>> Start EXCERPTED PASSAGE

The following unaudited pro forma combined financial data presents the
pro forma combined balance sheet of the Company as of May 1, 1999 as if the
Transactions had occurred on May 1, 1999, and presents the pro forma combined
statements of operations data of the Company for the periods presented as if the
Transactions had occurred on November 2, 1997. The unaudited pro forma combined
financial data is based on the historical consolidated financial statements of
the Company and the adjusted historical consolidated financial statements of
Shelby Williams, and on the assumptions and adjustments described in the notes
to such unaudited pro forma combined financial data, including assumptions
relating to the allocation of the consideration paid for Shelby Williams to the
assets and liabilities of Shelby Williams based on preliminary estimates of
their respective fair values. The actual allocation of such consideration may
differ from that reflected in the unaudited pro forma combined financial data.
Amounts allocated will be based upon the estimated fair values at the time of
the Acquisition of Shelby Williams which could vary significantly from the
amounts assumed. In addition, the interest rates on the borrowings under the
Senior Secured Credit Facilities, and the estimated transaction fees and
expenses, are assumed solely for the purpose of presenting the unaudited pro
forma combined financial data set forth below. The actual interest rates on the
borrowings under the Senior Credit Facilities and actual transaction fees and
expenses may differ from assumptions set forth below.

>> End EXCERPTED PASSAGE

§ **TASK**: Resume the passage on the unaudited pro forma combined financial data, writing on from its final sentence.

>> Start DATASET RECORDS

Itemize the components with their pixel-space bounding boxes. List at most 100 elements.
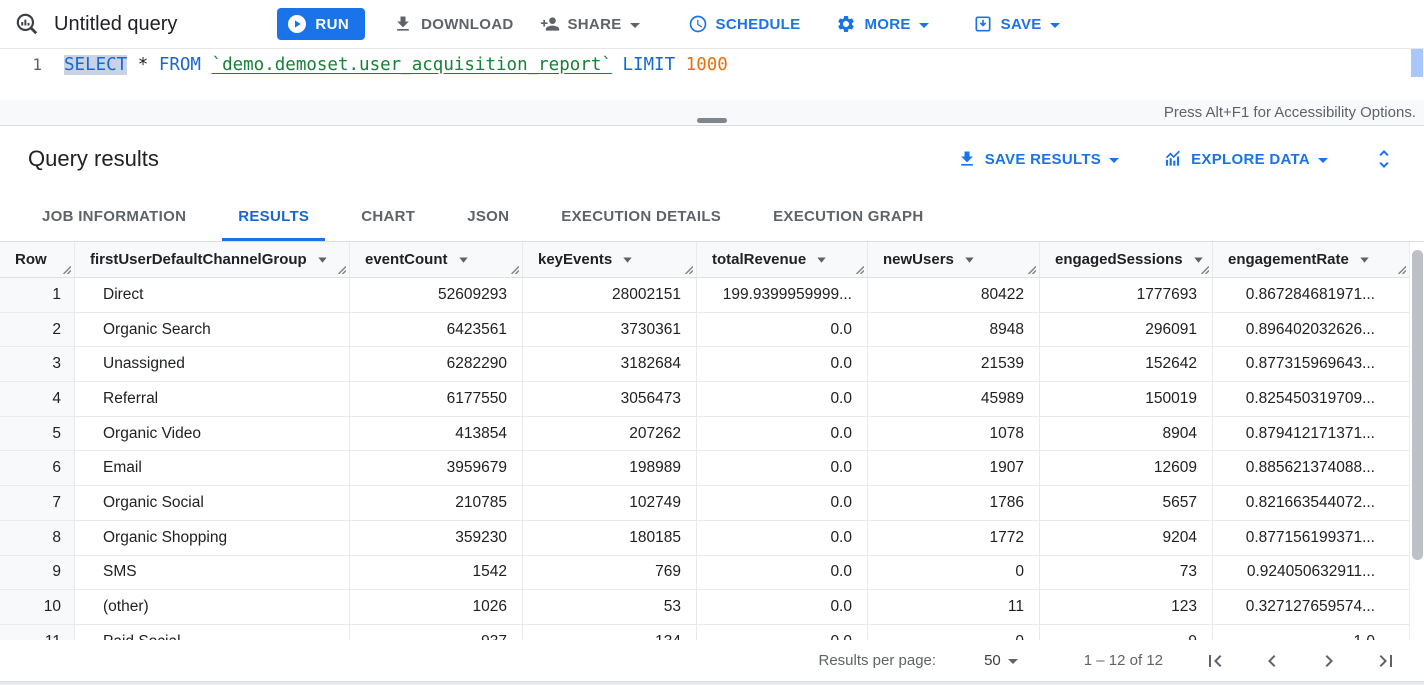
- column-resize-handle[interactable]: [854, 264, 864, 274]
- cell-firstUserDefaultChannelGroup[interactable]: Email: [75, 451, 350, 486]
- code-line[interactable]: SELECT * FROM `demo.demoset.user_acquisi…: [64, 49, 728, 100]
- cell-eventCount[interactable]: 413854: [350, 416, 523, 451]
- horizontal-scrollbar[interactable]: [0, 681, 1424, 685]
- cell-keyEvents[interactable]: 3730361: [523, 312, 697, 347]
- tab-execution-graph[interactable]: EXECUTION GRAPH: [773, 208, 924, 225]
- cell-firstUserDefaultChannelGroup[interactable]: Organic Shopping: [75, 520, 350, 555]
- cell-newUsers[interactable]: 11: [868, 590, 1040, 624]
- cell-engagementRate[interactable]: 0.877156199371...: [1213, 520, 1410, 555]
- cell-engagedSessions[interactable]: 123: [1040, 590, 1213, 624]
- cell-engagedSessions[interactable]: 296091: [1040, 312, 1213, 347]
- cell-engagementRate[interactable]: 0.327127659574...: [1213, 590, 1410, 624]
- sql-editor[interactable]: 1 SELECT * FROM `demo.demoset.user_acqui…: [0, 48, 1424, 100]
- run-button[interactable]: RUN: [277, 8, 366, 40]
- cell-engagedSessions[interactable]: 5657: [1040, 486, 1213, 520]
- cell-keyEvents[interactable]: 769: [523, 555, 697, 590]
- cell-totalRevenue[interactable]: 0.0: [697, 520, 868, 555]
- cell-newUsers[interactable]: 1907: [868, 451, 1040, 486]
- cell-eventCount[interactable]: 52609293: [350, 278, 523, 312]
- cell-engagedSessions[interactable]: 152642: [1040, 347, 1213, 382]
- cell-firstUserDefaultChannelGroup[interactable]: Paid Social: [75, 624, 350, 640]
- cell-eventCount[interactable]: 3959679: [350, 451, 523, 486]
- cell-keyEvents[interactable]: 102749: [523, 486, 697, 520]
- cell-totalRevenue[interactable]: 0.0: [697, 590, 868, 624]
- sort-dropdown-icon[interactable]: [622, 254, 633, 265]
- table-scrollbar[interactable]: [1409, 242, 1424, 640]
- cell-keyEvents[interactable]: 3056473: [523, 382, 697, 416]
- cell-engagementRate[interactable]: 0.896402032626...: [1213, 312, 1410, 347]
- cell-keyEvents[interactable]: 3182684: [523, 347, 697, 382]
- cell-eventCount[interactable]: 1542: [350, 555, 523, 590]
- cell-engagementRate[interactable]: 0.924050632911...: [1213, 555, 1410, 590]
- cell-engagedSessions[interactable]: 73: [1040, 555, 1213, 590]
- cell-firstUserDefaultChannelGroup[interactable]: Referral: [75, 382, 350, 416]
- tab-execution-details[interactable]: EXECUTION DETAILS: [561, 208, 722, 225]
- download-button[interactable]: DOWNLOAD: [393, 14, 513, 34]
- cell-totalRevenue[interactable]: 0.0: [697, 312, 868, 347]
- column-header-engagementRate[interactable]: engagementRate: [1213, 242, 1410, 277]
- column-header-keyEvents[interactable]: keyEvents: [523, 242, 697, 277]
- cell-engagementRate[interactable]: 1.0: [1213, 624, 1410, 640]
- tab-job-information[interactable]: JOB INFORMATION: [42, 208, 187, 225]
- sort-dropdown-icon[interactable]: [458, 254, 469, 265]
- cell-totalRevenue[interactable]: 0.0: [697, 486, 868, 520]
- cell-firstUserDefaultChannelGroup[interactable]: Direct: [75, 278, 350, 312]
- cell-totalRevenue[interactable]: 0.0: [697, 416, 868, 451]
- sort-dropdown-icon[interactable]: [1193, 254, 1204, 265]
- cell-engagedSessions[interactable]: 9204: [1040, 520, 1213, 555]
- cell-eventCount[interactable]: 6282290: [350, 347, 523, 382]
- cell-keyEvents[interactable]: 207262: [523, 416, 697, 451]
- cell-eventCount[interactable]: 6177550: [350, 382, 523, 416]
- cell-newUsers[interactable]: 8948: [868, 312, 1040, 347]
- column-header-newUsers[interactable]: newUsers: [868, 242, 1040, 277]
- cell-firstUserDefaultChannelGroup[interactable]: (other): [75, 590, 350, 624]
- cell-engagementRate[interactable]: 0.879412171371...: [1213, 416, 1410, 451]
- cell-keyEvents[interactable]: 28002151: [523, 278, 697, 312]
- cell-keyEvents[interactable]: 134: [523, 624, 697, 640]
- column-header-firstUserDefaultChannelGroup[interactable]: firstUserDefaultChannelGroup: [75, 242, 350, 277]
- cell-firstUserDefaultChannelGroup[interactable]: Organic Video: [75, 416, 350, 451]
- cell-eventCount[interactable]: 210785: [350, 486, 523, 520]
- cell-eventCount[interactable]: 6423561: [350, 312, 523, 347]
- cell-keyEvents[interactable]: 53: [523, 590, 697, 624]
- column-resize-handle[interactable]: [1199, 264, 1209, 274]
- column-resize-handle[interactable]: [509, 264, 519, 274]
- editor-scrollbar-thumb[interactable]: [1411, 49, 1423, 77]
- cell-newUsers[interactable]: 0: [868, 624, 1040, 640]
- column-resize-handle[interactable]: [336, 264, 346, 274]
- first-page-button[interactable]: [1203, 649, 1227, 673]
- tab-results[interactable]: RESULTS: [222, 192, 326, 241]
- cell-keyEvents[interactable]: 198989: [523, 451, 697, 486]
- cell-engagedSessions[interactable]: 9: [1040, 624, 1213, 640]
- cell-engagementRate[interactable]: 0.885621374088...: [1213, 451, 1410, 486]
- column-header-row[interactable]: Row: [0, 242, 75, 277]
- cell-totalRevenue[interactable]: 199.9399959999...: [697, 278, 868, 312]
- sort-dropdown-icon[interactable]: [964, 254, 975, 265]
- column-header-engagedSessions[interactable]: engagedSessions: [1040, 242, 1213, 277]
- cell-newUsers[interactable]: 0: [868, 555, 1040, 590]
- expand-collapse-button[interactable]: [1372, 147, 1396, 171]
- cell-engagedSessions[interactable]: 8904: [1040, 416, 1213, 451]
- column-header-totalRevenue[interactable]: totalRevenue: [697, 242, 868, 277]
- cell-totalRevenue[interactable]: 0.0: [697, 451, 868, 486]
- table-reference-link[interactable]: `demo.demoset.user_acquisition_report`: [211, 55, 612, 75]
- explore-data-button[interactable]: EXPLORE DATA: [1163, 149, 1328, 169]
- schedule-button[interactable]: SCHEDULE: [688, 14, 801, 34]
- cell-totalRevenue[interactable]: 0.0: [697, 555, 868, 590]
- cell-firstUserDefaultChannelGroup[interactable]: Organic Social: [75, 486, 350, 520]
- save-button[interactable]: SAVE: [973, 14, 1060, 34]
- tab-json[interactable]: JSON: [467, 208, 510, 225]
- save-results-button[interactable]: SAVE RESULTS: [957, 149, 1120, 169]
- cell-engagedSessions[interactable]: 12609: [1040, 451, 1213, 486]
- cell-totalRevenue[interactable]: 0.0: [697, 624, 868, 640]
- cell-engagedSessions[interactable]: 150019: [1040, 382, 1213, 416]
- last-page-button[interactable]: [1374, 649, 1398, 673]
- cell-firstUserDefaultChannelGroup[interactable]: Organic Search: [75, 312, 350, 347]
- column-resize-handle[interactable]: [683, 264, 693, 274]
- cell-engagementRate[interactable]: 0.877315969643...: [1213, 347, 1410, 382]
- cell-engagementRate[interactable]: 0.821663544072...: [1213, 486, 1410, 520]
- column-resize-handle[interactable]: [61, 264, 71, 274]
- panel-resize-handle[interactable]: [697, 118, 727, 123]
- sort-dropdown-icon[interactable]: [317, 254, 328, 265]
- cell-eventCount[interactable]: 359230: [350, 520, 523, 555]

>> End DATASET RECORDS
>> Start DATASET RECORDS

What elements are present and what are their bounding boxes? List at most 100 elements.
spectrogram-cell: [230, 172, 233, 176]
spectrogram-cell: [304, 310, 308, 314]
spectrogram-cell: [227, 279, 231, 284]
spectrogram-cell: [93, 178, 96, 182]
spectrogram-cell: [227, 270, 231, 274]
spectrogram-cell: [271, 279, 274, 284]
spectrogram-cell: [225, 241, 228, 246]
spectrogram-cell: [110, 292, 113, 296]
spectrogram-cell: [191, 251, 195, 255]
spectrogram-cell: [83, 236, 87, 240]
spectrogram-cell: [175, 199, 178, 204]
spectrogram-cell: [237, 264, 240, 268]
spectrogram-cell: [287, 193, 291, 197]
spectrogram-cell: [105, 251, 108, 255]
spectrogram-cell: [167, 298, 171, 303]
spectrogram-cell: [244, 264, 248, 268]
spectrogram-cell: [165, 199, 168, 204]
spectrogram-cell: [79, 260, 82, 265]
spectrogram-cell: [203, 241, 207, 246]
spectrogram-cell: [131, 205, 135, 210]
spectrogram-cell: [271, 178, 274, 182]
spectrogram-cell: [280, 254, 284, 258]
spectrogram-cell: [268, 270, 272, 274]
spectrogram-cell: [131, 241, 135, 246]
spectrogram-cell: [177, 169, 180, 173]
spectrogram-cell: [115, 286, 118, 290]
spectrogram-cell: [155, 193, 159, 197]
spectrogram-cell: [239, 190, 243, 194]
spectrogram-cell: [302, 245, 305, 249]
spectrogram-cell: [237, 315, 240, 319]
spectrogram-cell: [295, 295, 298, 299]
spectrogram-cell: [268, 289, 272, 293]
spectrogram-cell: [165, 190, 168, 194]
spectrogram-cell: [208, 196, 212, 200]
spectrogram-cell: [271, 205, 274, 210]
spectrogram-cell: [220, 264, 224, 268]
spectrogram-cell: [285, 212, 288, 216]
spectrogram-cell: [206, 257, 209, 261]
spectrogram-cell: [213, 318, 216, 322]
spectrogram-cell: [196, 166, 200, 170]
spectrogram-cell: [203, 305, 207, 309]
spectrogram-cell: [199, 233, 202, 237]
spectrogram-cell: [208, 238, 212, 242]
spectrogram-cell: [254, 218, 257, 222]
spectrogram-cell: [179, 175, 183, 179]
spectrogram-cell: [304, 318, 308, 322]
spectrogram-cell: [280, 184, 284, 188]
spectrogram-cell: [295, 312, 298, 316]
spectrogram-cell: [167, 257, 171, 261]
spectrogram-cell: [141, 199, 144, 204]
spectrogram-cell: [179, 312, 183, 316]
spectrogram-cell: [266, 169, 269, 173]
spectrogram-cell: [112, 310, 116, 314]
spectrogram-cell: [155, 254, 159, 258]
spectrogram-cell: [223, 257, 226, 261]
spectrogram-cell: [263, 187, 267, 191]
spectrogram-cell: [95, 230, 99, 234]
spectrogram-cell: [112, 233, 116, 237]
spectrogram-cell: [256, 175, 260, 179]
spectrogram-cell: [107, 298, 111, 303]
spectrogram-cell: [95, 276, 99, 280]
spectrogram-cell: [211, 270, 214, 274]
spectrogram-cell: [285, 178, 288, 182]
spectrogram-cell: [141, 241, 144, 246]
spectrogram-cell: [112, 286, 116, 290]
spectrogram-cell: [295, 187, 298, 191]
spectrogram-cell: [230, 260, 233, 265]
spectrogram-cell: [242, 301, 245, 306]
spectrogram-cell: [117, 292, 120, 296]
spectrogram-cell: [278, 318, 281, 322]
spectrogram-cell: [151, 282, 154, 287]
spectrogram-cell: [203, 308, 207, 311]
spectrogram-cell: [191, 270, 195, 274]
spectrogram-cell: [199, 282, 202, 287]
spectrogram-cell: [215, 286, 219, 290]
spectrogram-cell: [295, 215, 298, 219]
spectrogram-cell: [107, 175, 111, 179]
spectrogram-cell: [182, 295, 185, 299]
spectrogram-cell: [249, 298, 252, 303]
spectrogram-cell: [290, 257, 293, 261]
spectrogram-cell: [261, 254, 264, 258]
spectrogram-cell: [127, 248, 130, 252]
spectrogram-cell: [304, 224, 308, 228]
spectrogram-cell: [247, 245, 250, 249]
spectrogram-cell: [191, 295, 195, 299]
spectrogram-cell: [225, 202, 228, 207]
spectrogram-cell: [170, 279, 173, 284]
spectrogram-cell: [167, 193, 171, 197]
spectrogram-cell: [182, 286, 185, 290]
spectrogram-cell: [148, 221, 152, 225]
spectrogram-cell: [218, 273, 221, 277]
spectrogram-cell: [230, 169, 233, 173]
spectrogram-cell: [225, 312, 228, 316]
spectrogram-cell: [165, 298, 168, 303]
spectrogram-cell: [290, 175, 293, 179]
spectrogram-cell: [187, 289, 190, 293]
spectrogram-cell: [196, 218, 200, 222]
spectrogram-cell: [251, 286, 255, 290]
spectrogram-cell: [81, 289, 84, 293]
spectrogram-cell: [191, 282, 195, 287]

>> End DATASET RECORDS

§ **WRITTEN RESPONSE**:
The consolidated statements of operations of Shelby Williams for the
year ended October 31, 1998 and the twenty-six weeks ended May 1, 1999 reflect
adjustments to the fiscal year ended December 31, 1998 and the fiscal quarter
ended March 31, 1999 historical financial data of Shelby Williams to conform
such financial data to the fiscal year end and most recent fiscal quarter of
Falcon. As a result, the consolidated statement of operations of Shelby Williams
for the year ended October 31, 1998 was derived by adding the monthly activity
for November and December 1997 to, and subtracting the monthly activity for
November and December 1998 from, the audited consolidated statement of
operations of Shelby Williams for the fiscal year ended December 31, 1998.
Likewise, the consolidated statement of operations of Shelby Williams for the
twenty-six weeks ended May 1, 1999 was derived by adding the monthly activity
for November 1998, December 1998 and April 1999 to the unaudited consolidated
statement of operations of Shelby Williams for the fiscal quarter ended March
31, 1999. The consolidated statement of operations for the latest twelve months
ended May 1, 1999 and the consolidated balance sheet of Shelby Williams as of
May 1, 1999 were derived from unaudited monthly financial statements. Such
monthly statements do not reflect all adjustments which are customarily made at
the end of each fiscal quarter. We believe that the effect of such adjustments,
if made, would not be material.
In connection with the Acquisition of Shelby Williams, we have
identified estimated annual cost savings on a pro forma basis of approximately
$0.4 million related to duplicate public company costs, which cost savings are
reflected in the unaudited pro forma financial data as adjustments to selling,
general and administrative expenses. Management expects that the Company will
begin to realize a portion of the benefit of the cost savings described above in
the fiscal quarter after the closing of the Acquisition. Management also
believes that the Company will be able to realize additional cost savings as a
result of the Acquisition which have not been included in the pro forma combined
financial data. A significant portion of the benefit of such cost savings is not
expected to be realized until the end of fiscal year 2003. Such additional cost
savings do not qualify as pro forma adjustments under Regulation S-X promulgated
under the Securities Act.
We completed the Transactions in the third fiscal quarter of 1999. We
do not expect to record any material charges in connection with the refinancing
of existing indebtedness.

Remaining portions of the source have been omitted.